───── DATA FOR PROCESSING ─────

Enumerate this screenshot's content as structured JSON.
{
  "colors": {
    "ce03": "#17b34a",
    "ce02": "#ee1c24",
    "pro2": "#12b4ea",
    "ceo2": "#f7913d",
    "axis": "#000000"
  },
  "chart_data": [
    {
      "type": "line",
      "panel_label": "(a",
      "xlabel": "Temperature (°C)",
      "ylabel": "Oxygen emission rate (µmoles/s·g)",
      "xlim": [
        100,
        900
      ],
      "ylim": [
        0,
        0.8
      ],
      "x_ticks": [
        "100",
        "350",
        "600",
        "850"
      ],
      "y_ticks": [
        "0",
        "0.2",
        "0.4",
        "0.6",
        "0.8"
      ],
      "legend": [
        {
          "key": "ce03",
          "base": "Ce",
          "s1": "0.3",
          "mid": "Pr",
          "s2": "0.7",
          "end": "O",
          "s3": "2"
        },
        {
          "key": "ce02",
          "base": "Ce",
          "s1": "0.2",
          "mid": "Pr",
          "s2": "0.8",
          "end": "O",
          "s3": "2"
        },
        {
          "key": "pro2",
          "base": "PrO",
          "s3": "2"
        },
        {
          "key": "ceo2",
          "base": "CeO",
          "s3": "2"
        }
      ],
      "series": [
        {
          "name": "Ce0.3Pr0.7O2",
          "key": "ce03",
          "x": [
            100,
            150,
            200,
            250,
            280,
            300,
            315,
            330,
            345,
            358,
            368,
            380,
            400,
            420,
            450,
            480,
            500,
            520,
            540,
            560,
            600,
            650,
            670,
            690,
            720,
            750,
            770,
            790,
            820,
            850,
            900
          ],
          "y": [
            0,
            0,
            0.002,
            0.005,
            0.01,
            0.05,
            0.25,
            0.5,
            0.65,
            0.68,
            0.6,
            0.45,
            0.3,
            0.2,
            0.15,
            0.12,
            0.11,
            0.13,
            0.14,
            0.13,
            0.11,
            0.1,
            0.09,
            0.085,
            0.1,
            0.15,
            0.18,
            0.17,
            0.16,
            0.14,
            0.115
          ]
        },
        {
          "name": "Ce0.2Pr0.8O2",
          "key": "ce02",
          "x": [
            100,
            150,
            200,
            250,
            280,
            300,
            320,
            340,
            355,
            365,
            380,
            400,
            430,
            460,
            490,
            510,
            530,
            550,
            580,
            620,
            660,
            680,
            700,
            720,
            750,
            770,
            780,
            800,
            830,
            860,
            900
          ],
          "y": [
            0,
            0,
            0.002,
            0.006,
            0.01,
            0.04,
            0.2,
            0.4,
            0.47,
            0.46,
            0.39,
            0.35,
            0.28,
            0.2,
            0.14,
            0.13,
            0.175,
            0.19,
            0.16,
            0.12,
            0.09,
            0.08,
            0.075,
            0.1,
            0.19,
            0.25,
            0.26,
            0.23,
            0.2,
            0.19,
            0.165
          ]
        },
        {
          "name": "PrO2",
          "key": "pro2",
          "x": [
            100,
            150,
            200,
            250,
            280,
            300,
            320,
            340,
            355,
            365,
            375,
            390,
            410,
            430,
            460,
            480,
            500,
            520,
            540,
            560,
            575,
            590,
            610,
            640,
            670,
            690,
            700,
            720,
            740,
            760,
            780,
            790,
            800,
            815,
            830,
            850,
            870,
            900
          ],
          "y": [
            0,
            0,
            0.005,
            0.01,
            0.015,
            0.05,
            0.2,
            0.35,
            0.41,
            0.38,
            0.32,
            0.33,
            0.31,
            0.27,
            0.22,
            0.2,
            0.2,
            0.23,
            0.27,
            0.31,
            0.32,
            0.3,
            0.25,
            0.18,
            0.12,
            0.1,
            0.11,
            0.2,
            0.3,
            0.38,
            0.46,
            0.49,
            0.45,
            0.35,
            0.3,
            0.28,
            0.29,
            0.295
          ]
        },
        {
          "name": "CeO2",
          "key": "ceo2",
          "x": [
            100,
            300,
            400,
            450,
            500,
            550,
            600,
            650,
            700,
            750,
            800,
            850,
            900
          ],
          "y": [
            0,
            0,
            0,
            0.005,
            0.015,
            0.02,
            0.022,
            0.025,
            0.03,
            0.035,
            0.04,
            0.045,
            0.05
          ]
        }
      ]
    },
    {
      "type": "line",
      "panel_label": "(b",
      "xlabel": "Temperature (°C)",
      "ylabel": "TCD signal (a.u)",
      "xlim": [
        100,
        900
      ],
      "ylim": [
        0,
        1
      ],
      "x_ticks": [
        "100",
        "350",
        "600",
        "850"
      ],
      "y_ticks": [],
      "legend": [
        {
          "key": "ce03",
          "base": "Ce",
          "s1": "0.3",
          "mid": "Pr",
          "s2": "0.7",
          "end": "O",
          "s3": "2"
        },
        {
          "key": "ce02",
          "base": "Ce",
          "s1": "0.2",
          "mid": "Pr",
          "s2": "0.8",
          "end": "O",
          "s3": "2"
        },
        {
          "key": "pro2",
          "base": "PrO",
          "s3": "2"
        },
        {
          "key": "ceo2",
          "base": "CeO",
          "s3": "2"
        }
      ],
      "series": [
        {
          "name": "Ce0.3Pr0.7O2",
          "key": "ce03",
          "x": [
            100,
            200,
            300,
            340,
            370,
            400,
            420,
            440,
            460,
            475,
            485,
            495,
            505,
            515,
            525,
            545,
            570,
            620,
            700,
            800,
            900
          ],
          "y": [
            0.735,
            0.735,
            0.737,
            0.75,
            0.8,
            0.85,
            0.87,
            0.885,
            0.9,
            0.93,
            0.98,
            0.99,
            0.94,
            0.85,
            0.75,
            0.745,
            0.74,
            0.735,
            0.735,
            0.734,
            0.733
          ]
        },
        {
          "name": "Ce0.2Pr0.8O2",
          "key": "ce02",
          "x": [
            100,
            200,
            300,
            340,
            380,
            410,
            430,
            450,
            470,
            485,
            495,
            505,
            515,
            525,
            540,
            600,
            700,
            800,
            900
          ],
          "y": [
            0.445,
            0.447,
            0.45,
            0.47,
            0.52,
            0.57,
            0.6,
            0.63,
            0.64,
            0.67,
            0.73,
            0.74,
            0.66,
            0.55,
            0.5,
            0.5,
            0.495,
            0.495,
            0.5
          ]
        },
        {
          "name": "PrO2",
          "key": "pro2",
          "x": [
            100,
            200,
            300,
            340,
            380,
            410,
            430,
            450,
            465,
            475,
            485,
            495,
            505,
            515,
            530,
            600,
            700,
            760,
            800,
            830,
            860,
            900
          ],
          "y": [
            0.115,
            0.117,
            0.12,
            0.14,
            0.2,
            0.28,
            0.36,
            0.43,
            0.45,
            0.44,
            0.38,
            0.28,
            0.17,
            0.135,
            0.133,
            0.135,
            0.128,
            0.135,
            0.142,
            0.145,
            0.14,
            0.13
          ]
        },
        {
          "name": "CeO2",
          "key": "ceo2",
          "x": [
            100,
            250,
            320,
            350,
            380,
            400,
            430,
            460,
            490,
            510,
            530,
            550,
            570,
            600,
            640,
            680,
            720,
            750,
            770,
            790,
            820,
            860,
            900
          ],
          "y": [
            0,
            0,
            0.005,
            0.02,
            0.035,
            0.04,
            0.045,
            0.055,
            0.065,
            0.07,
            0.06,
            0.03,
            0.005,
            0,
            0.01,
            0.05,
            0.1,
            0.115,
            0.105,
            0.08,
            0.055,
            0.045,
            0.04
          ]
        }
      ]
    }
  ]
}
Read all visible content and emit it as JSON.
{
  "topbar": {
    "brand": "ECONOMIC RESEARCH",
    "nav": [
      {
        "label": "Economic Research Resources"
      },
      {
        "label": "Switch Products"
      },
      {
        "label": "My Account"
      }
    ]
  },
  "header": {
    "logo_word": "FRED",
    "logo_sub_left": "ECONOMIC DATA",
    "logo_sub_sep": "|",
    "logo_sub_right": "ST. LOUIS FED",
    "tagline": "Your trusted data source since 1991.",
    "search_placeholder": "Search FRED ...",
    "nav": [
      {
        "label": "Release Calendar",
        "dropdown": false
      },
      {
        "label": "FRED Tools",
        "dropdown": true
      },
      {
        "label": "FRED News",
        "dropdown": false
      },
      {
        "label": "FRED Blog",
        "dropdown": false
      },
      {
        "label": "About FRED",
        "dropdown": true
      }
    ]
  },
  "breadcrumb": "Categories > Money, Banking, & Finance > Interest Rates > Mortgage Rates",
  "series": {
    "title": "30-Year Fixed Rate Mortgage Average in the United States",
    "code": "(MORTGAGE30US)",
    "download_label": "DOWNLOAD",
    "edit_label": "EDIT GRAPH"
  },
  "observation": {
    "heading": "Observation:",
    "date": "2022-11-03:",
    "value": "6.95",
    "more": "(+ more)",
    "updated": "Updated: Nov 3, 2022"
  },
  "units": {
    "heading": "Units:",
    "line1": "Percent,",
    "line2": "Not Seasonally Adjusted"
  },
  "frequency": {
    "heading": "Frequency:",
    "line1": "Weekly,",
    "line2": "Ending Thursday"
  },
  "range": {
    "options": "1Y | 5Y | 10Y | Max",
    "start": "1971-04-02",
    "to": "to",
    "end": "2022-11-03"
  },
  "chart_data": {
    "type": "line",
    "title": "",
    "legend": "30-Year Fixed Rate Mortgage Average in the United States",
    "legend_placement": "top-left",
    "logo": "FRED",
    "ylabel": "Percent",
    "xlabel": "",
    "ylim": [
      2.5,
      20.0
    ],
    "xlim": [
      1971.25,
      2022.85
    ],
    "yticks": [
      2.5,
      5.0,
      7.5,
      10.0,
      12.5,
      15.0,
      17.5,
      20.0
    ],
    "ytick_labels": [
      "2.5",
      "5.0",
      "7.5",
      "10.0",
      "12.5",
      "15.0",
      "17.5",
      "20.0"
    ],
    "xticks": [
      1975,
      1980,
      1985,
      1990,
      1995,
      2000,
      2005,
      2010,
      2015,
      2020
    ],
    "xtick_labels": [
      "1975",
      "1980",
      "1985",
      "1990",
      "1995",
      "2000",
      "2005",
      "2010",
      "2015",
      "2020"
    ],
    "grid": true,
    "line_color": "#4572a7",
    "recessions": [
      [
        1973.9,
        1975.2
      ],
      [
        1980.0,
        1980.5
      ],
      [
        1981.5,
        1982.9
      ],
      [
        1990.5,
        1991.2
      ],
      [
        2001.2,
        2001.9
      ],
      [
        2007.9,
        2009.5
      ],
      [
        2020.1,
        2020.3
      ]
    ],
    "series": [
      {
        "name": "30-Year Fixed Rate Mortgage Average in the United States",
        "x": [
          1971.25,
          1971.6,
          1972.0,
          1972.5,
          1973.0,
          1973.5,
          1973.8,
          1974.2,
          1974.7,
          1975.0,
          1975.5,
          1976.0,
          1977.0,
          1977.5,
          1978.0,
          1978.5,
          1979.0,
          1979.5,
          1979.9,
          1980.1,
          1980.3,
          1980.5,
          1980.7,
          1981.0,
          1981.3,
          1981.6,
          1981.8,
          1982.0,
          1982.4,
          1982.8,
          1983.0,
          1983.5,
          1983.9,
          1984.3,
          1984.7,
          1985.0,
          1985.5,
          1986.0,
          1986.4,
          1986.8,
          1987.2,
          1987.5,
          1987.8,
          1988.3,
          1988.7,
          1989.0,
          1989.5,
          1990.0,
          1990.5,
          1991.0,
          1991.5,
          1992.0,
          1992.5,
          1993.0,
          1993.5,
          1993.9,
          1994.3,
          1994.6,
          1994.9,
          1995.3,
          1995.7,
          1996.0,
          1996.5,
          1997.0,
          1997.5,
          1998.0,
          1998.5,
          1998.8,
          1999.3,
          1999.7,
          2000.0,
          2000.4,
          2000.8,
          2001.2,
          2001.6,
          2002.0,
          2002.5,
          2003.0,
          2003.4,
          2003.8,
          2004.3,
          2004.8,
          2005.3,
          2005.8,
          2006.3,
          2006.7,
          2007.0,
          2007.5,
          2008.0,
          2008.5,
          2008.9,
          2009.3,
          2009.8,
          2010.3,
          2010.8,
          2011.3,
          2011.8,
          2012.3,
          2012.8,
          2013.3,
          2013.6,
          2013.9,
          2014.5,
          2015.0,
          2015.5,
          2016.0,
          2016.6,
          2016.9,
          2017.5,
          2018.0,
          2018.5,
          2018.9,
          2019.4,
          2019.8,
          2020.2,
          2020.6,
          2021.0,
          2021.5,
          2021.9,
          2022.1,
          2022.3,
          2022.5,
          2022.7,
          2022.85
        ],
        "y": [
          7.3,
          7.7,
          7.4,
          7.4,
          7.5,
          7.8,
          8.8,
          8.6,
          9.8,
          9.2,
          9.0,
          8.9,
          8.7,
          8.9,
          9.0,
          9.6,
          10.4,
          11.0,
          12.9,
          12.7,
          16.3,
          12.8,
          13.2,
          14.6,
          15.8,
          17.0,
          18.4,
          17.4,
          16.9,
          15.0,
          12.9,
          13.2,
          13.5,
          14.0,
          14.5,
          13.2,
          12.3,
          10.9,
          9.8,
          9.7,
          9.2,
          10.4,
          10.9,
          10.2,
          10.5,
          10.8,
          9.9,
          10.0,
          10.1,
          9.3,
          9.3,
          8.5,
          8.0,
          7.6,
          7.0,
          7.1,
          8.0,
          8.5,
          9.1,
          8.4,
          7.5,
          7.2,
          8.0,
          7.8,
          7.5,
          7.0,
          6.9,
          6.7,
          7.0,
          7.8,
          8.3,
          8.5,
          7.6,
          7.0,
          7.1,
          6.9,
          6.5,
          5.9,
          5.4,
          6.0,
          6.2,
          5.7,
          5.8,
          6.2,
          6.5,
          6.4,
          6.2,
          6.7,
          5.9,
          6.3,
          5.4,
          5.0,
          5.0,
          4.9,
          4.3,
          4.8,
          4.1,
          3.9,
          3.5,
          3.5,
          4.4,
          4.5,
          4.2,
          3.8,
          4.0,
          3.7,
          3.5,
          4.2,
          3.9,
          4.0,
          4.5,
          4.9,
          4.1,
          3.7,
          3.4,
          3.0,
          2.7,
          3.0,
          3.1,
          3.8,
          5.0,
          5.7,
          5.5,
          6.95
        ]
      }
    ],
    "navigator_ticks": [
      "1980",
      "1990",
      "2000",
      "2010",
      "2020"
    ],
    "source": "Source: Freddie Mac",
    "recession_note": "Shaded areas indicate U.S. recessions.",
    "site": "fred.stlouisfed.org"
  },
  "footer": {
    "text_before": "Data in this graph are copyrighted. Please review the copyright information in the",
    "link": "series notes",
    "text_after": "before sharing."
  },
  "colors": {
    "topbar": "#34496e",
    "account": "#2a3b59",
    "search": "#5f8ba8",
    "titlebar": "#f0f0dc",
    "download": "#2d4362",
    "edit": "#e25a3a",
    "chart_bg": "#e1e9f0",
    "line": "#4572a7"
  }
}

─────

▶ _WHAT TO WORK ON_
Read the entries and show each line that mentions "Year".

▶ _REPLY TO THE TASK_
    "title": "30-Year Fixed Rate Mortgage Average in the United States",
    "legend": "30-Year Fixed Rate Mortgage Average in the United States",
        "name": "30-Year Fixed Rate Mortgage Average in the United States",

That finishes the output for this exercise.